◆ STATED GOAL ◆
Reproduce every entry exactly, without alteration.

◆ DATA FOR PROCESSING ◆
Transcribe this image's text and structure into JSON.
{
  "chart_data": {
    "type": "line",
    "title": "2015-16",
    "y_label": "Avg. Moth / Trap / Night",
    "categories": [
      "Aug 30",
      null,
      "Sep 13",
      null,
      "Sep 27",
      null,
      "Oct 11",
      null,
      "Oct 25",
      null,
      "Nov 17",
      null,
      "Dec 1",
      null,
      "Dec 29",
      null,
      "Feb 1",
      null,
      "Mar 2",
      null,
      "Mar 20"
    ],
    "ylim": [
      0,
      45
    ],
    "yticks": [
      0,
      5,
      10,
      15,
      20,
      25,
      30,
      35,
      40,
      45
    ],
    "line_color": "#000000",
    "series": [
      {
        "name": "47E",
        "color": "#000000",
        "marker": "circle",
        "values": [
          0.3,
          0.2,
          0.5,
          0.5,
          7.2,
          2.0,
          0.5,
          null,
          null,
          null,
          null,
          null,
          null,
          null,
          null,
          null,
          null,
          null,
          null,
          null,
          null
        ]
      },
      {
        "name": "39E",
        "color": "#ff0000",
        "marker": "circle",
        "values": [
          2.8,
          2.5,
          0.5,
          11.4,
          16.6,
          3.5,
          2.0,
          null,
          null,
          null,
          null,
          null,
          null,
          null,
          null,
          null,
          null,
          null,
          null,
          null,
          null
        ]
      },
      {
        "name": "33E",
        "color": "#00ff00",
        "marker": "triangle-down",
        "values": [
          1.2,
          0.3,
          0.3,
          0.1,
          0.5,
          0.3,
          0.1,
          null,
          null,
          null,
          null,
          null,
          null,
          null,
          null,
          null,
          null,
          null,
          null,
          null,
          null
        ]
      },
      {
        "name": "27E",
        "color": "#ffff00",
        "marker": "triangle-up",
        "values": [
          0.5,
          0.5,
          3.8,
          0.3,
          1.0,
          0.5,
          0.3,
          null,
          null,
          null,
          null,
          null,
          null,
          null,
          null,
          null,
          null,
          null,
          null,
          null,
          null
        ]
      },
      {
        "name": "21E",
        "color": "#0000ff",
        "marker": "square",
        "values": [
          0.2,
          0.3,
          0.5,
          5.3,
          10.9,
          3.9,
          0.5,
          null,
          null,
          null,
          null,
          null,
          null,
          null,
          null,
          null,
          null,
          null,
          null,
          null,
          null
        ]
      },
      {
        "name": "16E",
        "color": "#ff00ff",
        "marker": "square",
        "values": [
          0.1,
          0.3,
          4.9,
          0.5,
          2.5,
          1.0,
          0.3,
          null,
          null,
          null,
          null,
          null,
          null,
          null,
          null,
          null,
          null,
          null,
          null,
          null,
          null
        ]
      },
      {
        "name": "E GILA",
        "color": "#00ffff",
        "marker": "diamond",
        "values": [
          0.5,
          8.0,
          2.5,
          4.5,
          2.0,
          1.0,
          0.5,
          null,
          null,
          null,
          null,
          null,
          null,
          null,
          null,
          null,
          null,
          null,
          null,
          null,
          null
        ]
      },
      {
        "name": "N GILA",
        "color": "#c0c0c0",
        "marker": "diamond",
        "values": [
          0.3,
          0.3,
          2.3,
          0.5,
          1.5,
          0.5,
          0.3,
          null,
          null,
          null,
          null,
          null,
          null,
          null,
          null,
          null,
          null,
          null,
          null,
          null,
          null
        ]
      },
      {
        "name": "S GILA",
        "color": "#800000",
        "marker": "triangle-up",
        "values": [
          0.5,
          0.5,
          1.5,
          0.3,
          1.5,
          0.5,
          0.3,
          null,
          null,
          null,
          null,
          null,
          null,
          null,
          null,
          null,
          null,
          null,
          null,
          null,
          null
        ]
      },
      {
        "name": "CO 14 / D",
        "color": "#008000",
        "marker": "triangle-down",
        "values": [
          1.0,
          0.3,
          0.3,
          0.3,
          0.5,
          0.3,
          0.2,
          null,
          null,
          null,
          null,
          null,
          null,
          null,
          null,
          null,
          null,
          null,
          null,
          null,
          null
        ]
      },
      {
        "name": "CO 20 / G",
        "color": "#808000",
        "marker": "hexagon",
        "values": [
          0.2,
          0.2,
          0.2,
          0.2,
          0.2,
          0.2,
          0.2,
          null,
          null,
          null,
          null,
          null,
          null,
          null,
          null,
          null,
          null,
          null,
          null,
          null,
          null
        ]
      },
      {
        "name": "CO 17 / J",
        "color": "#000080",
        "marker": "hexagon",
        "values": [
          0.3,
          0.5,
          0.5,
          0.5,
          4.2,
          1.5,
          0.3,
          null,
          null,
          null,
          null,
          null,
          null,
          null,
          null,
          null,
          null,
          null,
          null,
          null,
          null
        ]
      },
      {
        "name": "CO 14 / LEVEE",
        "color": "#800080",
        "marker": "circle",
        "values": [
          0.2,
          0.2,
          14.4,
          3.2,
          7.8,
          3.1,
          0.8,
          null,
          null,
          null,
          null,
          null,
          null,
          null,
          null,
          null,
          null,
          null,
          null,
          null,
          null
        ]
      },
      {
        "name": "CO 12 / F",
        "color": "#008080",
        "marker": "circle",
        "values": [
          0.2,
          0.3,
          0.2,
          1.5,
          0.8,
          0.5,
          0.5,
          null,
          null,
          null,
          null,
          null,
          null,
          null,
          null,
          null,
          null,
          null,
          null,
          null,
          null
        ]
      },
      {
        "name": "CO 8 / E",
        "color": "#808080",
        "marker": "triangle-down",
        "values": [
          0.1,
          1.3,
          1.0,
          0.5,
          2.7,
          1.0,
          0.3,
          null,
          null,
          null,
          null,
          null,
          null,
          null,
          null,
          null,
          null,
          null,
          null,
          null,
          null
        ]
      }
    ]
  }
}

◆ FULL ANSWER ◆
Transcribe this image's text and structure into JSON.
{
  "chart_data": {
    "type": "line",
    "title": "2015-16",
    "y_label": "Avg. Moth / Trap / Night",
    "categories": [
      "Aug 30",
      null,
      "Sep 13",
      null,
      "Sep 27",
      null,
      "Oct 11",
      null,
      "Oct 25",
      null,
      "Nov 17",
      null,
      "Dec 1",
      null,
      "Dec 29",
      null,
      "Feb 1",
      null,
      "Mar 2",
      null,
      "Mar 20"
    ],
    "ylim": [
      0,
      45
    ],
    "yticks": [
      0,
      5,
      10,
      15,
      20,
      25,
      30,
      35,
      40,
      45
    ],
    "line_color": "#000000",
    "series": [
      {
        "name": "47E",
        "color": "#000000",
        "marker": "circle",
        "values": [
          0.3,
          0.2,
          0.5,
          0.5,
          7.2,
          2.0,
          0.5,
          null,
          null,
          null,
          null,
          null,
          null,
          null,
          null,
          null,
          null,
          null,
          null,
          null,
          null
        ]
      },
      {
        "name": "39E",
        "color": "#ff0000",
        "marker": "circle",
        "values": [
          2.8,
          2.5,
          0.5,
          11.4,
          16.6,
          3.5,
          2.0,
          null,
          null,
          null,
          null,
          null,
          null,
          null,
          null,
          null,
          null,
          null,
          null,
          null,
          null
        ]
      },
      {
        "name": "33E",
        "color": "#00ff00",
        "marker": "triangle-down",
        "values": [
          1.2,
          0.3,
          0.3,
          0.1,
          0.5,
          0.3,
          0.1,
          null,
          null,
          null,
          null,
          null,
          null,
          null,
          null,
          null,
          null,
          null,
          null,
          null,
          null
        ]
      },
      {
        "name": "27E",
        "color": "#ffff00",
        "marker": "triangle-up",
        "values": [
          0.5,
          0.5,
          3.8,
          0.3,
          1.0,
          0.5,
          0.3,
          null,
          null,
          null,
          null,
          null,
          null,
          null,
          null,
          null,
          null,
          null,
          null,
          null,
          null
        ]
      },
      {
        "name": "21E",
        "color": "#0000ff",
        "marker": "square",
        "values": [
          0.2,
          0.3,
          0.5,
          5.3,
          10.9,
          3.9,
          0.5,
          null,
          null,
          null,
          null,
          null,
          null,
          null,
          null,
          null,
          null,
          null,
          null,
          null,
          null
        ]
      },
      {
        "name": "16E",
        "color": "#ff00ff",
        "marker": "square",
        "values": [
          0.1,
          0.3,
          4.9,
          0.5,
          2.5,
          1.0,
          0.3,
          null,
          null,
          null,
          null,
          null,
          null,
          null,
          null,
          null,
          null,
          null,
          null,
          null,
          null
        ]
      },
      {
        "name": "E GILA",
        "color": "#00ffff",
        "marker": "diamond",
        "values": [
          0.5,
          8.0,
          2.5,
          4.5,
          2.0,
          1.0,
          0.5,
          null,
          null,
          null,
          null,
          null,
          null,
          null,
          null,
          null,
          null,
          null,
          null,
          null,
          null
        ]
      },
      {
        "name": "N GILA",
        "color": "#c0c0c0",
        "marker": "diamond",
        "values": [
          0.3,
          0.3,
          2.3,
          0.5,
          1.5,
          0.5,
          0.3,
          null,
          null,
          null,
          null,
          null,
          null,
          null,
          null,
          null,
          null,
          null,
          null,
          null,
          null
        ]
      },
      {
        "name": "S GILA",
        "color": "#800000",
        "marker": "triangle-up",
        "values": [
          0.5,
          0.5,
          1.5,
          0.3,
          1.5,
          0.5,
          0.3,
          null,
          null,
          null,
          null,
          null,
          null,
          null,
          null,
          null,
          null,
          null,
          null,
          null,
          null
        ]
      },
      {
        "name": "CO 14 / D",
        "color": "#008000",
        "marker": "triangle-down",
        "values": [
          1.0,
          0.3,
          0.3,
          0.3,
          0.5,
          0.3,
          0.2,
          null,
          null,
          null,
          null,
          null,
          null,
          null,
          null,
          null,
          null,
          null,
          null,
          null,
          null
        ]
      },
      {
        "name": "CO 20 / G",
        "color": "#808000",
        "marker": "hexagon",
        "values": [
          0.2,
          0.2,
          0.2,
          0.2,
          0.2,
          0.2,
          0.2,
          null,
          null,
          null,
          null,
          null,
          null,
          null,
          null,
          null,
          null,
          null,
          null,
          null,
          null
        ]
      },
      {
        "name": "CO 17 / J",
        "color": "#000080",
        "marker": "hexagon",
        "values": [
          0.3,
          0.5,
          0.5,
          0.5,
          4.2,
          1.5,
          0.3,
          null,
          null,
          null,
          null,
          null,
          null,
          null,
          null,
          null,
          null,
          null,
          null,
          null,
          null
        ]
      },
      {
        "name": "CO 14 / LEVEE",
        "color": "#800080",
        "marker": "circle",
        "values": [
          0.2,
          0.2,
          14.4,
          3.2,
          7.8,
          3.1,
          0.8,
          null,
          null,
          null,
          null,
          null,
          null,
          null,
          null,
          null,
          null,
          null,
          null,
          null,
          null
        ]
      },
      {
        "name": "CO 12 / F",
        "color": "#008080",
        "marker": "circle",
        "values": [
          0.2,
          0.3,
          0.2,
          1.5,
          0.8,
          0.5,
          0.5,
          null,
          null,
          null,
          null,
          null,
          null,
          null,
          null,
          null,
          null,
          null,
          null,
          null,
          null
        ]
      },
      {
        "name": "CO 8 / E",
        "color": "#808080",
        "marker": "triangle-down",
        "values": [
          0.1,
          1.3,
          1.0,
          0.5,
          2.7,
          1.0,
          0.3,
          null,
          null,
          null,
          null,
          null,
          null,
          null,
          null,
          null,
          null,
          null,
          null,
          null,
          null
        ]
      }
    ]
  }
}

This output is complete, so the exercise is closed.